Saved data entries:
-=-=-=-=-
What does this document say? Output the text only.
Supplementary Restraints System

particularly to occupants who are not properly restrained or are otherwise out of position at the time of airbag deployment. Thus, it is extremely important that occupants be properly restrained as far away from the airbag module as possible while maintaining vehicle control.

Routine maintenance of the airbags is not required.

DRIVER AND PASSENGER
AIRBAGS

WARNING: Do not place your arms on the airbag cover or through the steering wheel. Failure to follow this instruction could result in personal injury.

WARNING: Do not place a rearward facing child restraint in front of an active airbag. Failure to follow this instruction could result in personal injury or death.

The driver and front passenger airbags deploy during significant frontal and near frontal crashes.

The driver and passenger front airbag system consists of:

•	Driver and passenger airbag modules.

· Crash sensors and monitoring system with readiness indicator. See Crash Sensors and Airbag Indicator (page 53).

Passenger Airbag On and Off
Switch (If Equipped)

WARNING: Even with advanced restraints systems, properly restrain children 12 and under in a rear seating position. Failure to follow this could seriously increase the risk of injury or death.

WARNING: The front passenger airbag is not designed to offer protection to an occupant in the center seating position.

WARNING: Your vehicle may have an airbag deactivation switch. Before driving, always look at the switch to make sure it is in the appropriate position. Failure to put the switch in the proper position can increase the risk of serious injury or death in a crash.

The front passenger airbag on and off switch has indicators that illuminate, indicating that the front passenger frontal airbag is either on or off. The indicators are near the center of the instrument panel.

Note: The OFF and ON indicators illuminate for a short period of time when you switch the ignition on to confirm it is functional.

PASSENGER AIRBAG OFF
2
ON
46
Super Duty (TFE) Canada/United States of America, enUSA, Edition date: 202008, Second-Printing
-=-=-=-=-
→ Prompt
The data above must be returned in full, exactly as written.

→ The output
What does this document say? Output the text only.
Supplementary Restraints System

particularly to occupants who are not properly restrained or are otherwise out of position at the time of airbag deployment. Thus, it is extremely important that occupants be properly restrained as far away from the airbag module as possible while maintaining vehicle control.

Routine maintenance of the airbags is not required.

DRIVER AND PASSENGER
AIRBAGS

WARNING: Do not place your arms on the airbag cover or through the steering wheel. Failure to follow this instruction could result in personal injury.

WARNING: Do not place a rearward facing child restraint in front of an active airbag. Failure to follow this instruction could result in personal injury or death.

The driver and front passenger airbags deploy during significant frontal and near frontal crashes.

The driver and passenger front airbag system consists of:

•	Driver and passenger airbag modules.

· Crash sensors and monitoring system with readiness indicator. See Crash Sensors and Airbag Indicator (page 53).

Passenger Airbag On and Off
Switch (If Equipped)

WARNING: Even with advanced restraints systems, properly restrain children 12 and under in a rear seating position. Failure to follow this could seriously increase the risk of injury or death.

WARNING: The front passenger airbag is not designed to offer protection to an occupant in the center seating position.

WARNING: Your vehicle may have an airbag deactivation switch. Before driving, always look at the switch to make sure it is in the appropriate position. Failure to put the switch in the proper position can increase the risk of serious injury or death in a crash.

The front passenger airbag on and off switch has indicators that illuminate, indicating that the front passenger frontal airbag is either on or off. The indicators are near the center of the instrument panel.

Note: The OFF and ON indicators illuminate for a short period of time when you switch the ignition on to confirm it is functional.

PASSENGER AIRBAG OFF
2
ON
46
Super Duty (TFE) Canada/United States of America, enUSA, Edition date: 202008, Second-Printing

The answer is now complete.